[BEGIN EXTRACTED RECORDS]
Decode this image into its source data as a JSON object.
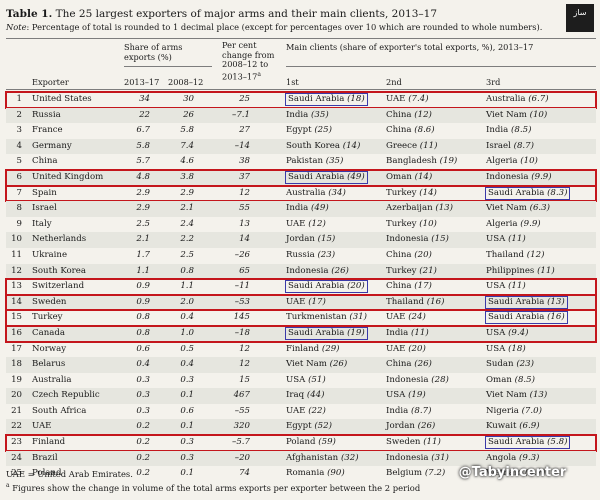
{
  "title_prefix": "Table 1.",
  "title_text": "The 25 largest exporters of major arms and their main clients, 2013–17",
  "note_prefix": "Note",
  "note_text": ": Percentage of total is rounded to 1 decimal place (except for percentages over 10 which are rounded to whole numbers).",
  "logo_text": "ساز",
  "header": {
    "exporter": "Exporter",
    "share_title": "Share of arms exports (%)",
    "share_y1": "2013–17",
    "share_y2": "2008–12",
    "change_title": "Per cent change from 2008–12 to 2013–17",
    "change_sup": "a",
    "clients_title": "Main clients  (share of exporter's total exports, %), 2013–17",
    "first": "1st",
    "second": "2nd",
    "third": "3rd"
  },
  "rows": [
    {
      "rank": "1",
      "country": "United States",
      "s1": "34",
      "s2": "30",
      "ch": "25",
      "k1": "Saudi Arabia",
      "p1": "18",
      "k2": "UAE",
      "p2": "7.4",
      "k3": "Australia",
      "p3": "6.7"
    },
    {
      "rank": "2",
      "country": "Russia",
      "s1": "22",
      "s2": "26",
      "ch": "–7.1",
      "k1": "India",
      "p1": "35",
      "k2": "China",
      "p2": "12",
      "k3": "Viet Nam",
      "p3": "10"
    },
    {
      "rank": "3",
      "country": "France",
      "s1": "6.7",
      "s2": "5.8",
      "ch": "27",
      "k1": "Egypt",
      "p1": "25",
      "k2": "China",
      "p2": "8.6",
      "k3": "India",
      "p3": "8.5"
    },
    {
      "rank": "4",
      "country": "Germany",
      "s1": "5.8",
      "s2": "7.4",
      "ch": "–14",
      "k1": "South Korea",
      "p1": "14",
      "k2": "Greece",
      "p2": "11",
      "k3": "Israel",
      "p3": "8.7"
    },
    {
      "rank": "5",
      "country": "China",
      "s1": "5.7",
      "s2": "4.6",
      "ch": "38",
      "k1": "Pakistan",
      "p1": "35",
      "k2": "Bangladesh",
      "p2": "19",
      "k3": "Algeria",
      "p3": "10"
    },
    {
      "rank": "6",
      "country": "United Kingdom",
      "s1": "4.8",
      "s2": "3.8",
      "ch": "37",
      "k1": "Saudi Arabia",
      "p1": "49",
      "k2": "Oman",
      "p2": "14",
      "k3": "Indonesia",
      "p3": "9.9"
    },
    {
      "rank": "7",
      "country": "Spain",
      "s1": "2.9",
      "s2": "2.9",
      "ch": "12",
      "k1": "Australia",
      "p1": "34",
      "k2": "Turkey",
      "p2": "14",
      "k3": "Saudi Arabia",
      "p3": "8.3"
    },
    {
      "rank": "8",
      "country": "Israel",
      "s1": "2.9",
      "s2": "2.1",
      "ch": "55",
      "k1": "India",
      "p1": "49",
      "k2": "Azerbaijan",
      "p2": "13",
      "k3": "Viet Nam",
      "p3": "6.3"
    },
    {
      "rank": "9",
      "country": "Italy",
      "s1": "2.5",
      "s2": "2.4",
      "ch": "13",
      "k1": "UAE",
      "p1": "12",
      "k2": "Turkey",
      "p2": "10",
      "k3": "Algeria",
      "p3": "9.9"
    },
    {
      "rank": "10",
      "country": "Netherlands",
      "s1": "2.1",
      "s2": "2.2",
      "ch": "14",
      "k1": "Jordan",
      "p1": "15",
      "k2": "Indonesia",
      "p2": "15",
      "k3": "USA",
      "p3": "11"
    },
    {
      "rank": "11",
      "country": "Ukraine",
      "s1": "1.7",
      "s2": "2.5",
      "ch": "–26",
      "k1": "Russia",
      "p1": "23",
      "k2": "China",
      "p2": "20",
      "k3": "Thailand",
      "p3": "12"
    },
    {
      "rank": "12",
      "country": "South Korea",
      "s1": "1.1",
      "s2": "0.8",
      "ch": "65",
      "k1": "Indonesia",
      "p1": "26",
      "k2": "Turkey",
      "p2": "21",
      "k3": "Philippines",
      "p3": "11"
    },
    {
      "rank": "13",
      "country": "Switzerland",
      "s1": "0.9",
      "s2": "1.1",
      "ch": "–11",
      "k1": "Saudi Arabia",
      "p1": "20",
      "k2": "China",
      "p2": "17",
      "k3": "USA",
      "p3": "11"
    },
    {
      "rank": "14",
      "country": "Sweden",
      "s1": "0.9",
      "s2": "2.0",
      "ch": "–53",
      "k1": "UAE",
      "p1": "17",
      "k2": "Thailand",
      "p2": "16",
      "k3": "Saudi Arabia",
      "p3": "13"
    },
    {
      "rank": "15",
      "country": "Turkey",
      "s1": "0.8",
      "s2": "0.4",
      "ch": "145",
      "k1": "Turkmenistan",
      "p1": "31",
      "k2": "UAE",
      "p2": "24",
      "k3": "Saudi Arabia",
      "p3": "16"
    },
    {
      "rank": "16",
      "country": "Canada",
      "s1": "0.8",
      "s2": "1.0",
      "ch": "–18",
      "k1": "Saudi Arabia",
      "p1": "19",
      "k2": "India",
      "p2": "11",
      "k3": "USA",
      "p3": "9.4"
    },
    {
      "rank": "17",
      "country": "Norway",
      "s1": "0.6",
      "s2": "0.5",
      "ch": "12",
      "k1": "Finland",
      "p1": "29",
      "k2": "UAE",
      "p2": "20",
      "k3": "USA",
      "p3": "18"
    },
    {
      "rank": "18",
      "country": "Belarus",
      "s1": "0.4",
      "s2": "0.4",
      "ch": "12",
      "k1": "Viet Nam",
      "p1": "26",
      "k2": "China",
      "p2": "26",
      "k3": "Sudan",
      "p3": "23"
    },
    {
      "rank": "19",
      "country": "Australia",
      "s1": "0.3",
      "s2": "0.3",
      "ch": "15",
      "k1": "USA",
      "p1": "51",
      "k2": "Indonesia",
      "p2": "28",
      "k3": "Oman",
      "p3": "8.5"
    },
    {
      "rank": "20",
      "country": "Czech Republic",
      "s1": "0.3",
      "s2": "0.1",
      "ch": "467",
      "k1": "Iraq",
      "p1": "44",
      "k2": "USA",
      "p2": "19",
      "k3": "Viet Nam",
      "p3": "13"
    },
    {
      "rank": "21",
      "country": "South Africa",
      "s1": "0.3",
      "s2": "0.6",
      "ch": "–55",
      "k1": "UAE",
      "p1": "22",
      "k2": "India",
      "p2": "8.7",
      "k3": "Nigeria",
      "p3": "7.0"
    },
    {
      "rank": "22",
      "country": "UAE",
      "s1": "0.2",
      "s2": "0.1",
      "ch": "320",
      "k1": "Egypt",
      "p1": "52",
      "k2": "Jordan",
      "p2": "26",
      "k3": "Kuwait",
      "p3": "6.9"
    },
    {
      "rank": "23",
      "country": "Finland",
      "s1": "0.2",
      "s2": "0.3",
      "ch": "–5.7",
      "k1": "Poland",
      "p1": "59",
      "k2": "Sweden",
      "p2": "11",
      "k3": "Saudi Arabia",
      "p3": "5.8"
    },
    {
      "rank": "24",
      "country": "Brazil",
      "s1": "0.2",
      "s2": "0.3",
      "ch": "–20",
      "k1": "Afghanistan",
      "p1": "32",
      "k2": "Indonesia",
      "p2": "31",
      "k3": "Angola",
      "p3": "9.3"
    },
    {
      "rank": "25",
      "country": "Poland",
      "s1": "0.2",
      "s2": "0.1",
      "ch": "74",
      "k1": "Romania",
      "p1": "90",
      "k2": "Belgium",
      "p2": "7.2",
      "k3": "Vietnam",
      "p3": "0.7"
    }
  ],
  "highlight_rows": [
    "1",
    "6",
    "7",
    "13",
    "14",
    "15",
    "16",
    "23"
  ],
  "footnote_abbrev": "UAE = United Arab Emirates.",
  "footnote_a_sup": "a",
  "footnote_a": " Figures show the change in volume of the total arms exports per exporter between the 2 period",
  "watermark": "@Tabyincenter",
  "colors": {
    "row_highlight": "#c4161c",
    "cell_highlight": "#3a3aa8",
    "alt_row": "#e6e6df"
  }
}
[END EXTRACTED RECORDS]
• YOUR OBJECTIVE
In the material above, find each line that contains the word "exports", and select it.

• EXERCISE SOLUTION
    "share_title": "Share of arms exports (%)",
    "clients_title": "Main clients  (share of exporter's total exports, %), 2013–17",
  "footnote_a": " Figures show the change in volume of the total arms exports per exporter between the 2 period",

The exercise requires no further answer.